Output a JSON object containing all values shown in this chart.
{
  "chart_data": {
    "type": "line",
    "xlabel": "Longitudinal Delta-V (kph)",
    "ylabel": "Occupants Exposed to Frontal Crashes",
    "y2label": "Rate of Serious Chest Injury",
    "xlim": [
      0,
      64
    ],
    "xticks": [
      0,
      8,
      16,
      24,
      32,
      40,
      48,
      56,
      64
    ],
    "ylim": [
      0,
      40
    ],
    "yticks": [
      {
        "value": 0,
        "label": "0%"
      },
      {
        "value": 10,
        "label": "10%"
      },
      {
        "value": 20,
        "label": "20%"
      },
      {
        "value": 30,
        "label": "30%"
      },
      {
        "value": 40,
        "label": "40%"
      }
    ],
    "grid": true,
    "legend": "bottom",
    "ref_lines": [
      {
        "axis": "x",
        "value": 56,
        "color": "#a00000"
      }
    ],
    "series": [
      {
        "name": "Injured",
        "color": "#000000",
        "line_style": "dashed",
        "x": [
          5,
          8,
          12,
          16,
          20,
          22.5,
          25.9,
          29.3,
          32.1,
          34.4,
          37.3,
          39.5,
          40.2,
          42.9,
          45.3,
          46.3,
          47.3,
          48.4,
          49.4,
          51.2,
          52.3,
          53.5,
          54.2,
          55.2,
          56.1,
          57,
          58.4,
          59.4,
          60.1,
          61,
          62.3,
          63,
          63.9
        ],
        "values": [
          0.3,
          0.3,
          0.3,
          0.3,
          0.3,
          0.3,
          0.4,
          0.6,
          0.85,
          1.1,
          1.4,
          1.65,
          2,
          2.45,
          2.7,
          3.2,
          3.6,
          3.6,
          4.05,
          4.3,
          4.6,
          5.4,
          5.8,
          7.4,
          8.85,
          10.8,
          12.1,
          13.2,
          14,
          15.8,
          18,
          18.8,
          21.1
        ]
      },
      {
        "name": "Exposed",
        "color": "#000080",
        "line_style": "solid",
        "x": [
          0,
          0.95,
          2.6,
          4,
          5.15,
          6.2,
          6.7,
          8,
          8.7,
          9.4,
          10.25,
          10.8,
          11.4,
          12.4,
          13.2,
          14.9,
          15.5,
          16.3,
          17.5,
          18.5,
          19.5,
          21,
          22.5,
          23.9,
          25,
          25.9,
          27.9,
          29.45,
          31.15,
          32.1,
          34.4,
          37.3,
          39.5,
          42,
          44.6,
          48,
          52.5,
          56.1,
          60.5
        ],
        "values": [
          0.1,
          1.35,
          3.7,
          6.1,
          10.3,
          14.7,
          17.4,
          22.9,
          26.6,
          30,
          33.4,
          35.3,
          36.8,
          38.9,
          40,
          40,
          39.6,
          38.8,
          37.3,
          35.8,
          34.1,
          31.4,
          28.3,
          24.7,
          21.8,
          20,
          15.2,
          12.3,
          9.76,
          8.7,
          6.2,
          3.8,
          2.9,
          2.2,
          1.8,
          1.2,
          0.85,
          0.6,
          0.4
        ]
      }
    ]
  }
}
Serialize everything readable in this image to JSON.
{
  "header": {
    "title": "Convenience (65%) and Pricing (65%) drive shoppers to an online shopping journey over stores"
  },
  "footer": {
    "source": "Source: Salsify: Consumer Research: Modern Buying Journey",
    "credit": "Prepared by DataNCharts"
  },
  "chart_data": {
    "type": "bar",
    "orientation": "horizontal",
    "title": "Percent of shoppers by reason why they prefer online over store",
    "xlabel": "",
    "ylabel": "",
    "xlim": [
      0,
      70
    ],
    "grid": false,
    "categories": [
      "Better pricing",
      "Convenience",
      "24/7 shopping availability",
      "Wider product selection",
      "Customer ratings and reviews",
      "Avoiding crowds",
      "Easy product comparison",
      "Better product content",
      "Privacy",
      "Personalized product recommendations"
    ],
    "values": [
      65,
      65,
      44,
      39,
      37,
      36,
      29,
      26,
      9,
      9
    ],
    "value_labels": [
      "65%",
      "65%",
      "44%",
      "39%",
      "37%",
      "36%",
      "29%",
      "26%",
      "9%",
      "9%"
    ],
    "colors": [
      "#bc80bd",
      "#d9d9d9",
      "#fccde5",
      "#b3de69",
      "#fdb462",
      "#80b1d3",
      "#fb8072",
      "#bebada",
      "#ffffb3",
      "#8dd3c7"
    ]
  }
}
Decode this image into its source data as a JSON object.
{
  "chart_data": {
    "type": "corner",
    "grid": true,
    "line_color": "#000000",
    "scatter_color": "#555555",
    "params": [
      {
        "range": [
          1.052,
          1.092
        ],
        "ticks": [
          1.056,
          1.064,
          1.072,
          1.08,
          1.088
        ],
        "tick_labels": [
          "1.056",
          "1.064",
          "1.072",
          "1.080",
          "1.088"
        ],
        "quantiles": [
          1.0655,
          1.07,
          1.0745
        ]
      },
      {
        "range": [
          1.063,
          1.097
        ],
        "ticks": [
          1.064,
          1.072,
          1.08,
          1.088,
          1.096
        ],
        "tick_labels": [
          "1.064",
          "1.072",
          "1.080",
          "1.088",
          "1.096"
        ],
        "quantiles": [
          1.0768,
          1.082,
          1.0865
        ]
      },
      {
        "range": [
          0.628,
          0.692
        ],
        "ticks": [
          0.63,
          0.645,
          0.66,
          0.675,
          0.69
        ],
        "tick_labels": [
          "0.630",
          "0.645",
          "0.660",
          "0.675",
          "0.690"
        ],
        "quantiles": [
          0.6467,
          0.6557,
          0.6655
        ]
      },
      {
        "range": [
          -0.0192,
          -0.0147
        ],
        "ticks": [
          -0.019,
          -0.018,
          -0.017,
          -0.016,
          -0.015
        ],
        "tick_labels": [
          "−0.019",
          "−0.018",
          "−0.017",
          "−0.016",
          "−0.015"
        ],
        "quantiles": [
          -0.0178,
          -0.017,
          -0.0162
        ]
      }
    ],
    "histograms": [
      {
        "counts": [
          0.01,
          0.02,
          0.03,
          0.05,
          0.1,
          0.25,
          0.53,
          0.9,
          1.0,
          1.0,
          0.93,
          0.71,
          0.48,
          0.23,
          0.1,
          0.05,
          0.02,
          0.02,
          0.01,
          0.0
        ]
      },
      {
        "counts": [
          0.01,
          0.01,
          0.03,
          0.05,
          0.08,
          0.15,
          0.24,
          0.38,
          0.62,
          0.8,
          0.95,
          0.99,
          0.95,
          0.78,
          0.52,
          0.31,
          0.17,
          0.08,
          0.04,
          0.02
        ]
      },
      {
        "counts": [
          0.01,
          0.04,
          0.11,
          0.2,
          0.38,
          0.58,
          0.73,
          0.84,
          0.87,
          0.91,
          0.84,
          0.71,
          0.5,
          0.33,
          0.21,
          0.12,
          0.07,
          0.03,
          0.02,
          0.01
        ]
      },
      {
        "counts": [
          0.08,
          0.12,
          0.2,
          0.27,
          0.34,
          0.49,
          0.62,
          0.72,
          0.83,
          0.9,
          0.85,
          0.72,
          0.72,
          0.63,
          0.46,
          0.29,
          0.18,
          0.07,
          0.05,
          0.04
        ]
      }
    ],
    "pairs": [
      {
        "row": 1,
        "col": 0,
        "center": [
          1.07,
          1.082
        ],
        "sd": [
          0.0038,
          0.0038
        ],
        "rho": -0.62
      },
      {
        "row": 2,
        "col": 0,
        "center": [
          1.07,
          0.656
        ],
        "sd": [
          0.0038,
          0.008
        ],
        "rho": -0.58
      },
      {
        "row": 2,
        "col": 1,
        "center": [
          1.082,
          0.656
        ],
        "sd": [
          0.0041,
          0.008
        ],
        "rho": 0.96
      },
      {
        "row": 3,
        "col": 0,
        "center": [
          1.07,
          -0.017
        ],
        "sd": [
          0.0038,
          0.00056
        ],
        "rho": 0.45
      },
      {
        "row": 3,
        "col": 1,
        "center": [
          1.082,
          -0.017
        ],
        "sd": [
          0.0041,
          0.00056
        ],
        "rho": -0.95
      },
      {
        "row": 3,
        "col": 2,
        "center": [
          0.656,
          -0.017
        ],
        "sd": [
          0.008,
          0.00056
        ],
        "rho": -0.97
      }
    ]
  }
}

——

## Your task
Copy out the lines that hold "Convenience".

## Solution
    "title": "Convenience (65%) and Pricing (65%) drive shoppers to an online shopping journey over stores"
      "Convenience",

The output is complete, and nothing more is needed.